Transcribe every line exactly. Leave the pictures behind.

Rows from a dataset:
▶

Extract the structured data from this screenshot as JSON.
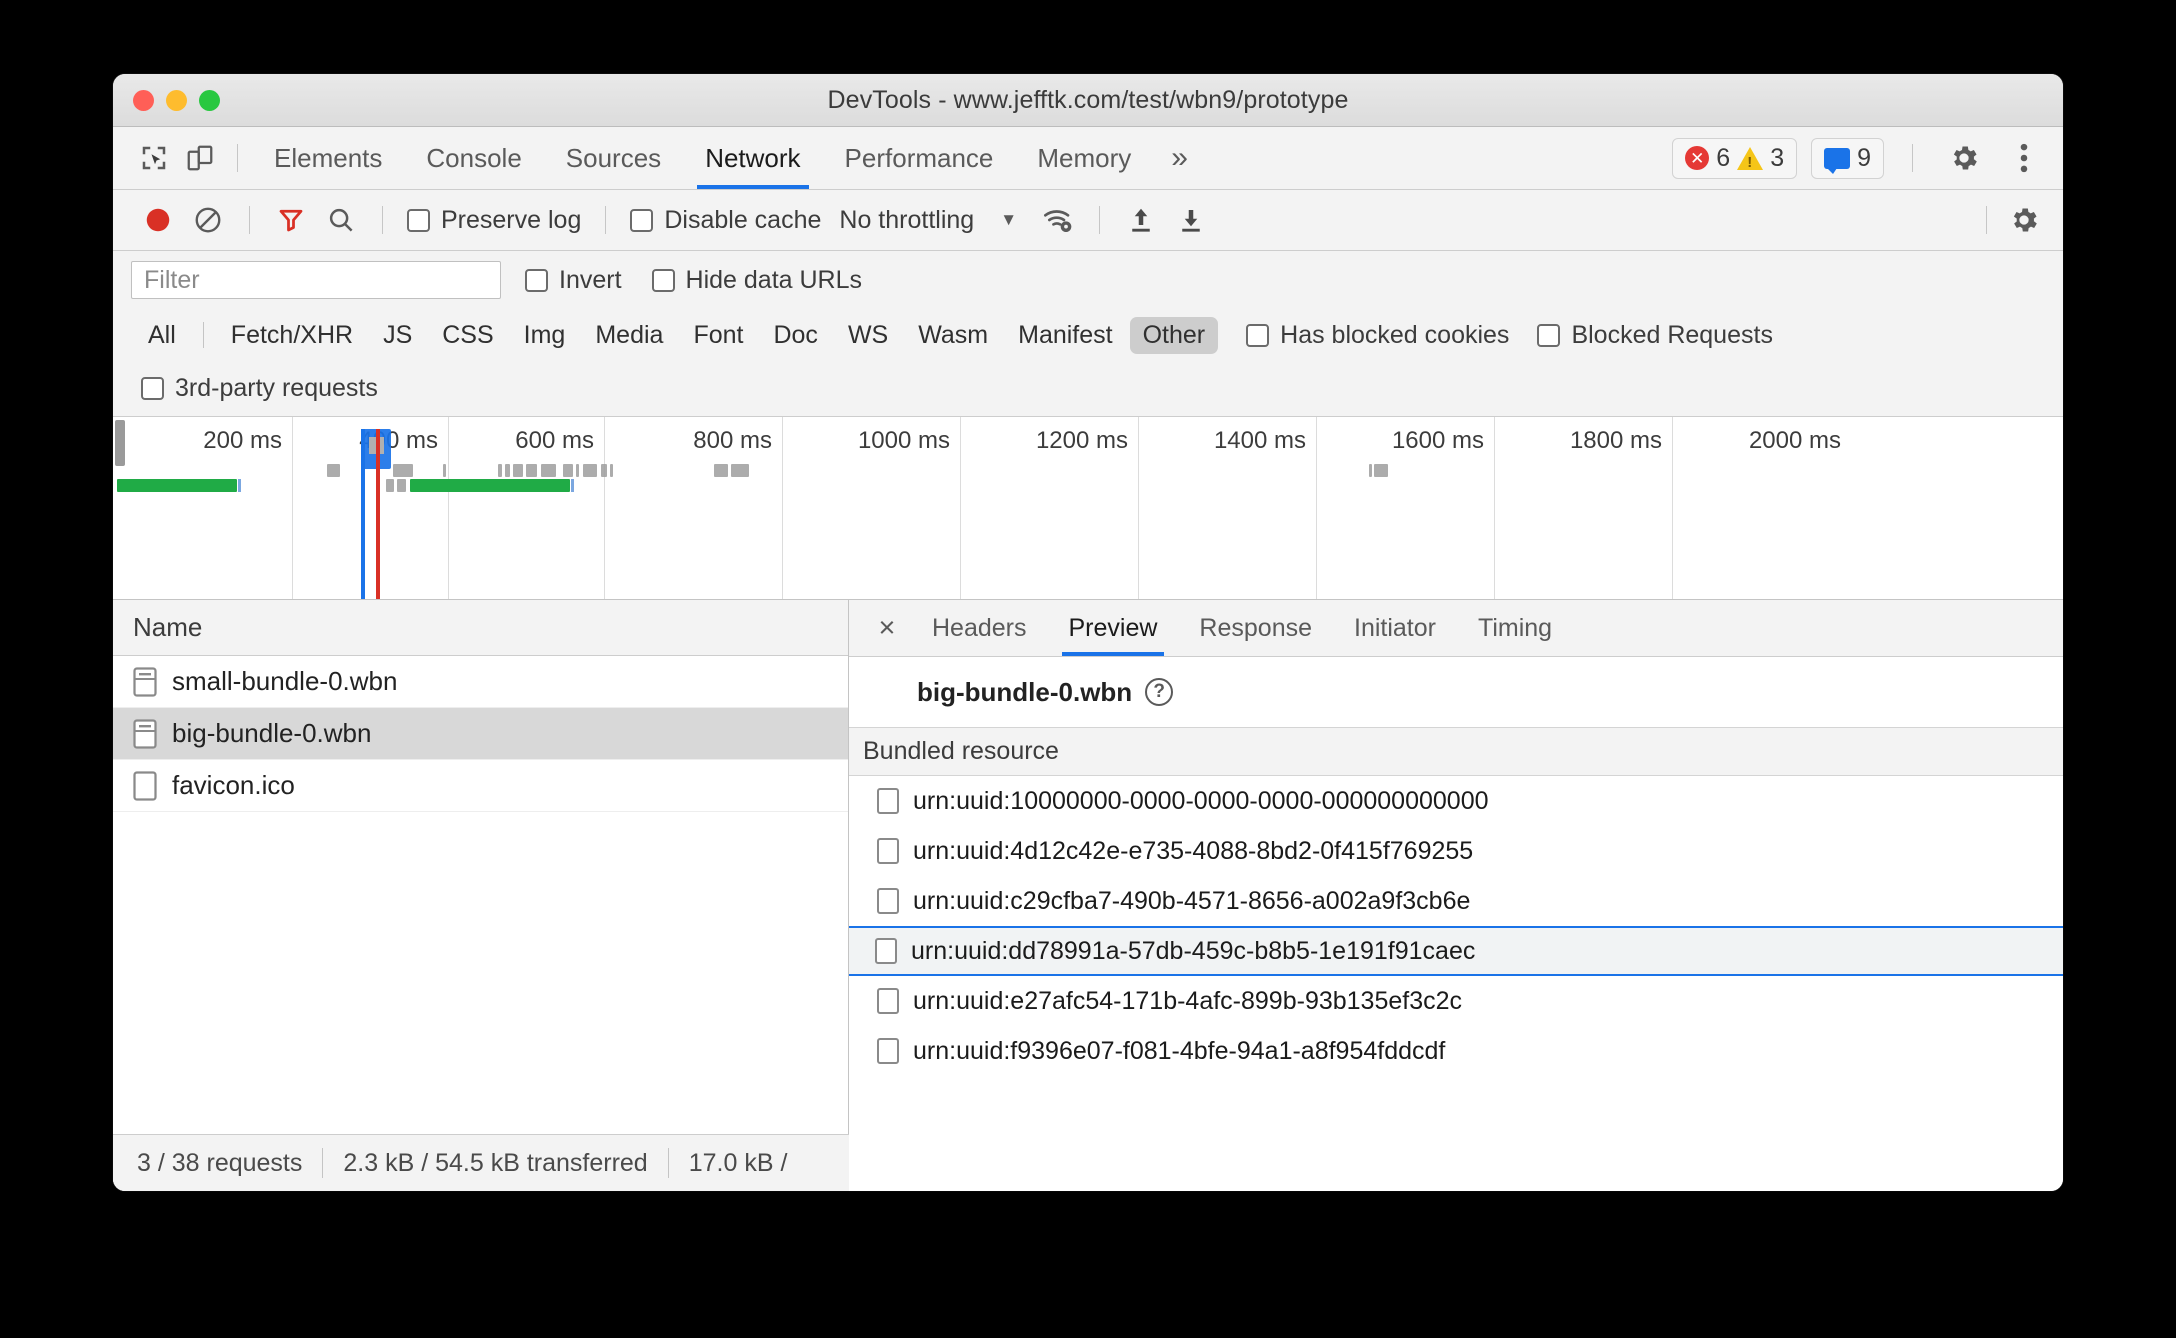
{
  "window": {
    "title": "DevTools - www.jefftk.com/test/wbn9/prototype",
    "traffic_lights": [
      "close",
      "minimize",
      "maximize"
    ]
  },
  "tabbar": {
    "inspect_icon": "cursor-select-icon",
    "device_icon": "device-toolbar-icon",
    "tabs": [
      {
        "label": "Elements",
        "active": false
      },
      {
        "label": "Console",
        "active": false
      },
      {
        "label": "Sources",
        "active": false
      },
      {
        "label": "Network",
        "active": true
      },
      {
        "label": "Performance",
        "active": false
      },
      {
        "label": "Memory",
        "active": false
      }
    ],
    "more_label": "»",
    "errors": "6",
    "warnings": "3",
    "messages": "9",
    "settings_icon": "gear-icon",
    "menu_icon": "kebab-menu-icon"
  },
  "toolbar": {
    "record_icon": "record-stop-icon",
    "clear_icon": "clear-prohibited-icon",
    "filter_icon": "funnel-filter-icon",
    "search_icon": "search-icon",
    "preserve_log_label": "Preserve log",
    "preserve_log_checked": false,
    "disable_cache_label": "Disable cache",
    "disable_cache_checked": false,
    "throttling_value": "No throttling",
    "throttle_caret": "▼",
    "wifi_icon": "network-conditions-icon",
    "upload_icon": "import-har-icon",
    "download_icon": "export-har-icon",
    "settings_icon": "network-settings-gear-icon"
  },
  "filter": {
    "placeholder": "Filter",
    "value": "",
    "invert_label": "Invert",
    "invert_checked": false,
    "hide_data_urls_label": "Hide data URLs",
    "hide_data_urls_checked": false,
    "types": [
      {
        "label": "All",
        "selected": false
      },
      {
        "label": "Fetch/XHR",
        "selected": false
      },
      {
        "label": "JS",
        "selected": false
      },
      {
        "label": "CSS",
        "selected": false
      },
      {
        "label": "Img",
        "selected": false
      },
      {
        "label": "Media",
        "selected": false
      },
      {
        "label": "Font",
        "selected": false
      },
      {
        "label": "Doc",
        "selected": false
      },
      {
        "label": "WS",
        "selected": false
      },
      {
        "label": "Wasm",
        "selected": false
      },
      {
        "label": "Manifest",
        "selected": false
      },
      {
        "label": "Other",
        "selected": true
      }
    ],
    "has_blocked_cookies_label": "Has blocked cookies",
    "has_blocked_cookies_checked": false,
    "blocked_requests_label": "Blocked Requests",
    "blocked_requests_checked": false,
    "third_party_label": "3rd-party requests",
    "third_party_checked": false
  },
  "overview": {
    "ticks": [
      "200 ms",
      "400 ms",
      "600 ms",
      "800 ms",
      "1000 ms",
      "1200 ms",
      "1400 ms",
      "1600 ms",
      "1800 ms",
      "2000 ms"
    ],
    "dcl_marker_color": "#1a73e8",
    "load_marker_color": "#d93025",
    "bar_color": "#20ab46"
  },
  "request_list": {
    "column_header": "Name",
    "rows": [
      {
        "name": "small-bundle-0.wbn",
        "icon": "webbundle-document-icon",
        "selected": false
      },
      {
        "name": "big-bundle-0.wbn",
        "icon": "webbundle-document-icon",
        "selected": true
      },
      {
        "name": "favicon.ico",
        "icon": "generic-document-icon",
        "selected": false
      }
    ]
  },
  "detail": {
    "close_label": "×",
    "tabs": [
      {
        "label": "Headers",
        "active": false
      },
      {
        "label": "Preview",
        "active": true
      },
      {
        "label": "Response",
        "active": false
      },
      {
        "label": "Initiator",
        "active": false
      },
      {
        "label": "Timing",
        "active": false
      }
    ],
    "preview": {
      "title": "big-bundle-0.wbn",
      "help_glyph": "?",
      "column_header": "Bundled resource",
      "resources": [
        {
          "urn": "urn:uuid:10000000-0000-0000-0000-000000000000",
          "selected": false
        },
        {
          "urn": "urn:uuid:4d12c42e-e735-4088-8bd2-0f415f769255",
          "selected": false
        },
        {
          "urn": "urn:uuid:c29cfba7-490b-4571-8656-a002a9f3cb6e",
          "selected": false
        },
        {
          "urn": "urn:uuid:dd78991a-57db-459c-b8b5-1e191f91caec",
          "selected": true
        },
        {
          "urn": "urn:uuid:e27afc54-171b-4afc-899b-93b135ef3c2c",
          "selected": false
        },
        {
          "urn": "urn:uuid:f9396e07-f081-4bfe-94a1-a8f954fddcdf",
          "selected": false
        }
      ]
    }
  },
  "statusbar": {
    "requests": "3 / 38 requests",
    "transferred": "2.3 kB / 54.5 kB transferred",
    "resources": "17.0 kB /"
  },
  "colors": {
    "accent": "#1a73e8",
    "error": "#e53935",
    "warning": "#f5c518",
    "success": "#20ab46",
    "record": "#d93025",
    "selected_row": "#d8d8d8",
    "chip_selected": "#cdcdcd"
  }
}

◀

■ Result
Extract the structured data from this screenshot as JSON.
{
  "window": {
    "title": "DevTools - www.jefftk.com/test/wbn9/prototype",
    "traffic_lights": [
      "close",
      "minimize",
      "maximize"
    ]
  },
  "tabbar": {
    "inspect_icon": "cursor-select-icon",
    "device_icon": "device-toolbar-icon",
    "tabs": [
      {
        "label": "Elements",
        "active": false
      },
      {
        "label": "Console",
        "active": false
      },
      {
        "label": "Sources",
        "active": false
      },
      {
        "label": "Network",
        "active": true
      },
      {
        "label": "Performance",
        "active": false
      },
      {
        "label": "Memory",
        "active": false
      }
    ],
    "more_label": "»",
    "errors": "6",
    "warnings": "3",
    "messages": "9",
    "settings_icon": "gear-icon",
    "menu_icon": "kebab-menu-icon"
  },
  "toolbar": {
    "record_icon": "record-stop-icon",
    "clear_icon": "clear-prohibited-icon",
    "filter_icon": "funnel-filter-icon",
    "search_icon": "search-icon",
    "preserve_log_label": "Preserve log",
    "preserve_log_checked": false,
    "disable_cache_label": "Disable cache",
    "disable_cache_checked": false,
    "throttling_value": "No throttling",
    "throttle_caret": "▼",
    "wifi_icon": "network-conditions-icon",
    "upload_icon": "import-har-icon",
    "download_icon": "export-har-icon",
    "settings_icon": "network-settings-gear-icon"
  },
  "filter": {
    "placeholder": "Filter",
    "value": "",
    "invert_label": "Invert",
    "invert_checked": false,
    "hide_data_urls_label": "Hide data URLs",
    "hide_data_urls_checked": false,
    "types": [
      {
        "label": "All",
        "selected": false
      },
      {
        "label": "Fetch/XHR",
        "selected": false
      },
      {
        "label": "JS",
        "selected": false
      },
      {
        "label": "CSS",
        "selected": false
      },
      {
        "label": "Img",
        "selected": false
      },
      {
        "label": "Media",
        "selected": false
      },
      {
        "label": "Font",
        "selected": false
      },
      {
        "label": "Doc",
        "selected": false
      },
      {
        "label": "WS",
        "selected": false
      },
      {
        "label": "Wasm",
        "selected": false
      },
      {
        "label": "Manifest",
        "selected": false
      },
      {
        "label": "Other",
        "selected": true
      }
    ],
    "has_blocked_cookies_label": "Has blocked cookies",
    "has_blocked_cookies_checked": false,
    "blocked_requests_label": "Blocked Requests",
    "blocked_requests_checked": false,
    "third_party_label": "3rd-party requests",
    "third_party_checked": false
  },
  "overview": {
    "ticks": [
      "200 ms",
      "400 ms",
      "600 ms",
      "800 ms",
      "1000 ms",
      "1200 ms",
      "1400 ms",
      "1600 ms",
      "1800 ms",
      "2000 ms"
    ],
    "dcl_marker_color": "#1a73e8",
    "load_marker_color": "#d93025",
    "bar_color": "#20ab46"
  },
  "request_list": {
    "column_header": "Name",
    "rows": [
      {
        "name": "small-bundle-0.wbn",
        "icon": "webbundle-document-icon",
        "selected": false
      },
      {
        "name": "big-bundle-0.wbn",
        "icon": "webbundle-document-icon",
        "selected": true
      },
      {
        "name": "favicon.ico",
        "icon": "generic-document-icon",
        "selected": false
      }
    ]
  },
  "detail": {
    "close_label": "×",
    "tabs": [
      {
        "label": "Headers",
        "active": false
      },
      {
        "label": "Preview",
        "active": true
      },
      {
        "label": "Response",
        "active": false
      },
      {
        "label": "Initiator",
        "active": false
      },
      {
        "label": "Timing",
        "active": false
      }
    ],
    "preview": {
      "title": "big-bundle-0.wbn",
      "help_glyph": "?",
      "column_header": "Bundled resource",
      "resources": [
        {
          "urn": "urn:uuid:10000000-0000-0000-0000-000000000000",
          "selected": false
        },
        {
          "urn": "urn:uuid:4d12c42e-e735-4088-8bd2-0f415f769255",
          "selected": false
        },
        {
          "urn": "urn:uuid:c29cfba7-490b-4571-8656-a002a9f3cb6e",
          "selected": false
        },
        {
          "urn": "urn:uuid:dd78991a-57db-459c-b8b5-1e191f91caec",
          "selected": true
        },
        {
          "urn": "urn:uuid:e27afc54-171b-4afc-899b-93b135ef3c2c",
          "selected": false
        },
        {
          "urn": "urn:uuid:f9396e07-f081-4bfe-94a1-a8f954fddcdf",
          "selected": false
        }
      ]
    }
  },
  "statusbar": {
    "requests": "3 / 38 requests",
    "transferred": "2.3 kB / 54.5 kB transferred",
    "resources": "17.0 kB /"
  },
  "colors": {
    "accent": "#1a73e8",
    "error": "#e53935",
    "warning": "#f5c518",
    "success": "#20ab46",
    "record": "#d93025",
    "selected_row": "#d8d8d8",
    "chip_selected": "#cdcdcd"
  }
}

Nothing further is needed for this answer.